Return each line of the records holding the string "финансового".
◆ ◆ ◆ ◆
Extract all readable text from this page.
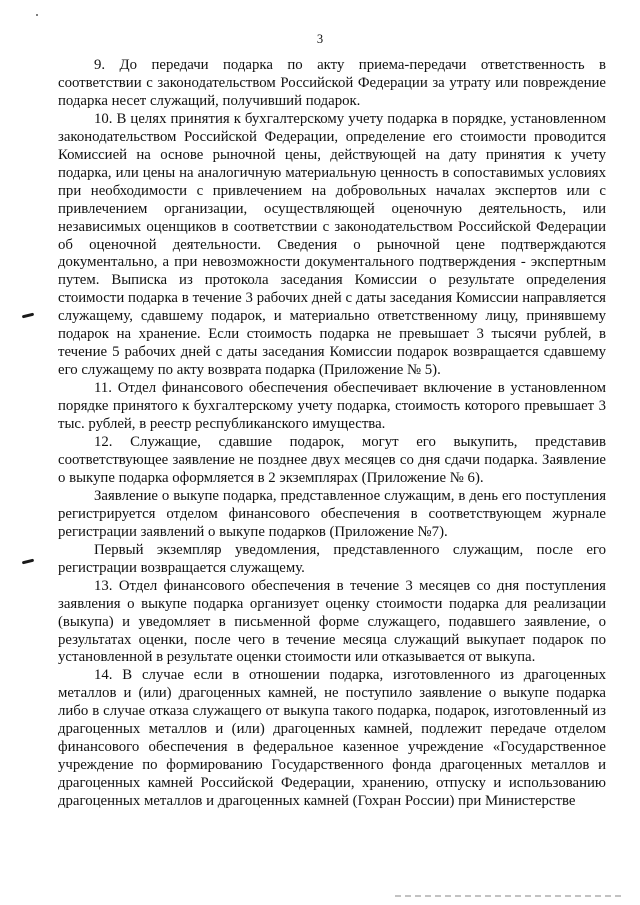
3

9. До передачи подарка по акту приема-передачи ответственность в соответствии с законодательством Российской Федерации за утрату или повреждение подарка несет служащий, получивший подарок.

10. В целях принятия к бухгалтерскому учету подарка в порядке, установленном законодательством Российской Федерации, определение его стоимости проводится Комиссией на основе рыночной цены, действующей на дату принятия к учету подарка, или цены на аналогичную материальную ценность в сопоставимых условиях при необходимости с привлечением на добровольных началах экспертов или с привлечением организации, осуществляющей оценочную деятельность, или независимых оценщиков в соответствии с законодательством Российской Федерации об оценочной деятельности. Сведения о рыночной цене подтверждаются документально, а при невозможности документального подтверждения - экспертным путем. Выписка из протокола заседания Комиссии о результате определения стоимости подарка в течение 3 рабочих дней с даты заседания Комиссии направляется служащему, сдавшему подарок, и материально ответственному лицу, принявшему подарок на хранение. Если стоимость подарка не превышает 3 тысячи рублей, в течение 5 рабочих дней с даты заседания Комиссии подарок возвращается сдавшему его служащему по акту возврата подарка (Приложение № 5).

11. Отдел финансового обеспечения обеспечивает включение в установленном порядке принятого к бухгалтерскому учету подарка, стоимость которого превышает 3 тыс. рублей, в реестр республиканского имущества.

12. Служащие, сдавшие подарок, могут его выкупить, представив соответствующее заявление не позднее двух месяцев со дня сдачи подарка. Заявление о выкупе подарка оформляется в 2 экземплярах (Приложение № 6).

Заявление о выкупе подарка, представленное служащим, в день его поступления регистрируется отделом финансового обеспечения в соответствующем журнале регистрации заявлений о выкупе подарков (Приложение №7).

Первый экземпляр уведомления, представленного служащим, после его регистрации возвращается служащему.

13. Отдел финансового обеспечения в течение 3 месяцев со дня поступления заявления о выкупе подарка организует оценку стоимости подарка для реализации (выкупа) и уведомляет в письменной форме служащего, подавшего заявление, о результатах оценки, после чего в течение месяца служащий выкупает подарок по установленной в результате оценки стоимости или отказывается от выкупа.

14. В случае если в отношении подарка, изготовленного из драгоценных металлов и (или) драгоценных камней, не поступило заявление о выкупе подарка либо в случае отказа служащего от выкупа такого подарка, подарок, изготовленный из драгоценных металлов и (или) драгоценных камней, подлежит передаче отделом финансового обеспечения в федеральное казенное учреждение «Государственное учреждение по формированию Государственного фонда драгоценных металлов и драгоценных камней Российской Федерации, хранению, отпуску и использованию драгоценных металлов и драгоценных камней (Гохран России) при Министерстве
◆ ◆ ◆ ◆
Response to this exercise |
11. Отдел финансового обеспечения обеспечивает включение в установленном порядке принятого к бухгалтерскому учету подарка, стоимость которого превышает 3 тыс. рублей, в реестр республиканского имущества.
Заявление о выкупе подарка, представленное служащим, в день его поступления регистрируется отделом финансового обеспечения в соответствующем журнале регистрации заявлений о выкупе подарков (Приложение №7).
13. Отдел финансового обеспечения в течение 3 месяцев со дня поступления заявления о выкупе подарка организует оценку стоимости подарка для реализации (выкупа) и уведомляет в письменной форме служащего, подавшего заявление, о результатах оценки, после чего в течение месяца служащий выкупает подарок по установленной в результате оценки стоимости или отказывается от выкупа.
14. В случае если в отношении подарка, изготовленного из драгоценных металлов и (или) драгоценных камней, не поступило заявление о выкупе подарка либо в случае отказа служащего от выкупа такого подарка, подарок, изготовленный из драгоценных металлов и (или) драгоценных камней, подлежит передаче отделом финансового обеспечения в федеральное казенное учреждение «Государственное учреждение по формированию Государственного фонда драгоценных металлов и драгоценных камней Российской Федерации, хранению, отпуску и использованию драгоценных металлов и драгоценных камней (Гохран России) при Министерстве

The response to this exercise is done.